### What you need to do:
Find the lines with the string "objeto" and return them.

### Working data:
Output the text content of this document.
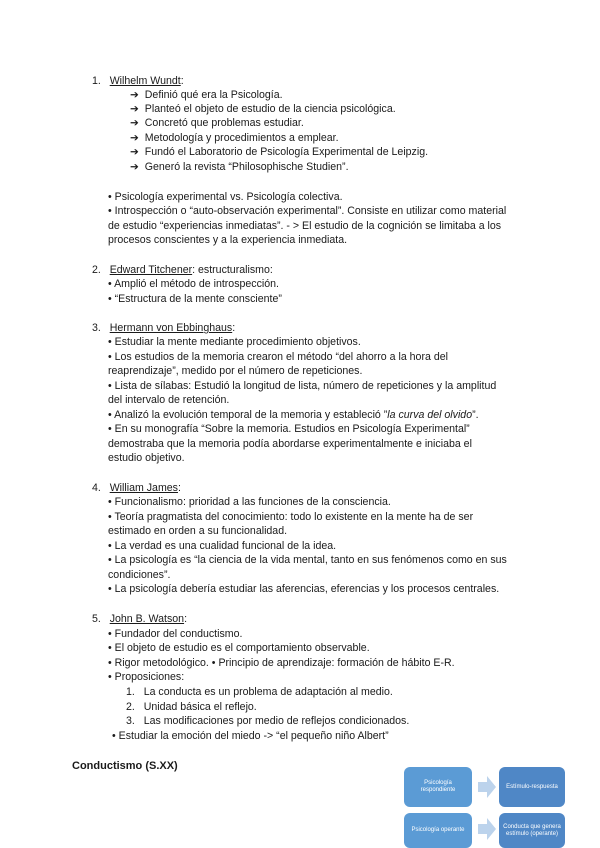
1. Wilhelm Wundt:
➔ Definió qué era la Psicología.
➔ Planteó el objeto de estudio de la ciencia psicológica.
➔ Concretó que problemas estudiar.
➔ Metodología y procedimientos a emplear.
➔ Fundó el Laboratorio de Psicología Experimental de Leipzig.
➔ Generó la revista “Philosophische Studien”.
• Psicología experimental vs. Psicología colectiva.
• Introspección o “auto-observación experimental”. Consiste en utilizar como material
de estudio “experiencias inmediatas”. - > El estudio de la cognición se limitaba a los
procesos conscientes y a la experiencia inmediata.
2. Edward Titchener: estructuralismo:
• Amplió el método de introspección.
• “Estructura de la mente consciente”
3. Hermann von Ebbinghaus:
• Estudiar la mente mediante procedimiento objetivos.
• Los estudios de la memoria crearon el método “del ahorro a la hora del
reaprendizaje”, medido por el número de repeticiones.
• Lista de sílabas: Estudió la longitud de lista, número de repeticiones y la amplitud
del intervalo de retención.
• Analizó la evolución temporal de la memoria y estableció ”la curva del olvido”.
• En su monografía “Sobre la memoria. Estudios en Psicología Experimental”
demostraba que la memoria podía abordarse experimentalmente e iniciaba el
estudio objetivo.
4. William James:
• Funcionalismo: prioridad a las funciones de la consciencia.
• Teoría pragmatista del conocimiento: todo lo existente en la mente ha de ser
estimado en orden a su funcionalidad.
• La verdad es una cualidad funcional de la idea.
• La psicología es “la ciencia de la vida mental, tanto en sus fenómenos como en sus
condiciones”.
• La psicología debería estudiar las aferencias, eferencias y los procesos centrales.
5. John B. Watson:
• Fundador del conductismo.
• El objeto de estudio es el comportamiento observable.
• Rigor metodológico. • Principio de aprendizaje: formación de hábito E-R.
• Proposiciones:
1. La conducta es un problema de adaptación al medio.
2. Unidad básica el reflejo.
3. Las modificaciones por medio de reflejos condicionados.
• Estudiar la emoción del miedo -> “el pequeño niño Albert”
Conductismo (S.XX)
Psicología respondiente
Estímulo-respuesta
Psicología operante
Conducta que genera estímulo (operante)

### Result for this exercise:
➔ Planteó el objeto de estudio de la ciencia psicológica.
• El objeto de estudio es el comportamiento observable.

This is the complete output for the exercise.